>> Begin DATA FOR PROCESSING
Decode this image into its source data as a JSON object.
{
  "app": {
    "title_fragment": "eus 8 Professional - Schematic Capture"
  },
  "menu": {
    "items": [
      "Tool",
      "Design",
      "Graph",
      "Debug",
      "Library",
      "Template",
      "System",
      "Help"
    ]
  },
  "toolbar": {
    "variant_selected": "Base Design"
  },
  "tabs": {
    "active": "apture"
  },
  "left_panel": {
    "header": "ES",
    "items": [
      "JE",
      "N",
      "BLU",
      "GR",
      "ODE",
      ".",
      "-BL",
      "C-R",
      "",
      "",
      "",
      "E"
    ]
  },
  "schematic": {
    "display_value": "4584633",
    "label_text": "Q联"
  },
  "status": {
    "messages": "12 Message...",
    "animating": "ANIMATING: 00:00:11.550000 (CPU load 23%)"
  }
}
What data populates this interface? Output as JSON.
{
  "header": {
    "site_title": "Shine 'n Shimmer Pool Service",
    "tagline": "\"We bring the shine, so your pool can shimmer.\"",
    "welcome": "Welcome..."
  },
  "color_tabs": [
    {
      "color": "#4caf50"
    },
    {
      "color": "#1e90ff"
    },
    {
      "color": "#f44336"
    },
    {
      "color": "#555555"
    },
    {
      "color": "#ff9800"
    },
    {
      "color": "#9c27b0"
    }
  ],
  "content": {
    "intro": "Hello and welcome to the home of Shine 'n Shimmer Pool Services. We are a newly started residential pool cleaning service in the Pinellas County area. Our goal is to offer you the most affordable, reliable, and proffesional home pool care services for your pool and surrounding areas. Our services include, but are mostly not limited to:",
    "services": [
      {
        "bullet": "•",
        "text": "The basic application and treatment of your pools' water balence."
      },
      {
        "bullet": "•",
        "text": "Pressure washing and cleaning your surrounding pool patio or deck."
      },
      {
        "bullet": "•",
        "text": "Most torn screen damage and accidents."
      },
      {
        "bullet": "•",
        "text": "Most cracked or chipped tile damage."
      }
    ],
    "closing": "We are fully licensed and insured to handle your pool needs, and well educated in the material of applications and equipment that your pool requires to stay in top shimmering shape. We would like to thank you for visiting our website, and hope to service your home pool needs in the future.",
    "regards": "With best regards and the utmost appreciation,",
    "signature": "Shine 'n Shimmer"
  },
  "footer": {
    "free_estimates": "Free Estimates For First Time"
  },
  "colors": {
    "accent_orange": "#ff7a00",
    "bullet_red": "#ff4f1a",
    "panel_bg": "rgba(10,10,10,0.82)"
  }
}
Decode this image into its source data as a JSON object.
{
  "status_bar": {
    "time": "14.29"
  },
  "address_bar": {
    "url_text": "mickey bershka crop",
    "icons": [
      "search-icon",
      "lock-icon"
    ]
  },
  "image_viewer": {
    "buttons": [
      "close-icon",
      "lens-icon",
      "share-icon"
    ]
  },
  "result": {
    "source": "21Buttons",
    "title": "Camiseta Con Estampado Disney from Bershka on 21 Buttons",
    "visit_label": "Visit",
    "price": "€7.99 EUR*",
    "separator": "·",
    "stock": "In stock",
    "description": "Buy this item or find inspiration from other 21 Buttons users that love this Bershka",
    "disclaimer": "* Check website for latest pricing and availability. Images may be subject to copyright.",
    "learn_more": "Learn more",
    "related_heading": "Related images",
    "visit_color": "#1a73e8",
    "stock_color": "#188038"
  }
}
>> End DATA FOR PROCESSING
WHAT TO PRODUCE. Output the complete data exactly as written.

THE COMPLETED TASK.
Decode this image into its source data as a JSON object.
{
  "app": {
    "title_fragment": "eus 8 Professional - Schematic Capture"
  },
  "menu": {
    "items": [
      "Tool",
      "Design",
      "Graph",
      "Debug",
      "Library",
      "Template",
      "System",
      "Help"
    ]
  },
  "toolbar": {
    "variant_selected": "Base Design"
  },
  "tabs": {
    "active": "apture"
  },
  "left_panel": {
    "header": "ES",
    "items": [
      "JE",
      "N",
      "BLU",
      "GR",
      "ODE",
      ".",
      "-BL",
      "C-R",
      "",
      "",
      "",
      "E"
    ]
  },
  "schematic": {
    "display_value": "4584633",
    "label_text": "Q联"
  },
  "status": {
    "messages": "12 Message...",
    "animating": "ANIMATING: 00:00:11.550000 (CPU load 23%)"
  }
}
What data populates this interface? Output as JSON.
{
  "header": {
    "site_title": "Shine 'n Shimmer Pool Service",
    "tagline": "\"We bring the shine, so your pool can shimmer.\"",
    "welcome": "Welcome..."
  },
  "color_tabs": [
    {
      "color": "#4caf50"
    },
    {
      "color": "#1e90ff"
    },
    {
      "color": "#f44336"
    },
    {
      "color": "#555555"
    },
    {
      "color": "#ff9800"
    },
    {
      "color": "#9c27b0"
    }
  ],
  "content": {
    "intro": "Hello and welcome to the home of Shine 'n Shimmer Pool Services. We are a newly started residential pool cleaning service in the Pinellas County area. Our goal is to offer you the most affordable, reliable, and proffesional home pool care services for your pool and surrounding areas. Our services include, but are mostly not limited to:",
    "services": [
      {
        "bullet": "•",
        "text": "The basic application and treatment of your pools' water balence."
      },
      {
        "bullet": "•",
        "text": "Pressure washing and cleaning your surrounding pool patio or deck."
      },
      {
        "bullet": "•",
        "text": "Most torn screen damage and accidents."
      },
      {
        "bullet": "•",
        "text": "Most cracked or chipped tile damage."
      }
    ],
    "closing": "We are fully licensed and insured to handle your pool needs, and well educated in the material of applications and equipment that your pool requires to stay in top shimmering shape. We would like to thank you for visiting our website, and hope to service your home pool needs in the future.",
    "regards": "With best regards and the utmost appreciation,",
    "signature": "Shine 'n Shimmer"
  },
  "footer": {
    "free_estimates": "Free Estimates For First Time"
  },
  "colors": {
    "accent_orange": "#ff7a00",
    "bullet_red": "#ff4f1a",
    "panel_bg": "rgba(10,10,10,0.82)"
  }
}
Decode this image into its source data as a JSON object.
{
  "status_bar": {
    "time": "14.29"
  },
  "address_bar": {
    "url_text": "mickey bershka crop",
    "icons": [
      "search-icon",
      "lock-icon"
    ]
  },
  "image_viewer": {
    "buttons": [
      "close-icon",
      "lens-icon",
      "share-icon"
    ]
  },
  "result": {
    "source": "21Buttons",
    "title": "Camiseta Con Estampado Disney from Bershka on 21 Buttons",
    "visit_label": "Visit",
    "price": "€7.99 EUR*",
    "separator": "·",
    "stock": "In stock",
    "description": "Buy this item or find inspiration from other 21 Buttons users that love this Bershka",
    "disclaimer": "* Check website for latest pricing and availability. Images may be subject to copyright.",
    "learn_more": "Learn more",
    "related_heading": "Related images",
    "visit_color": "#1a73e8",
    "stock_color": "#188038"
  }
}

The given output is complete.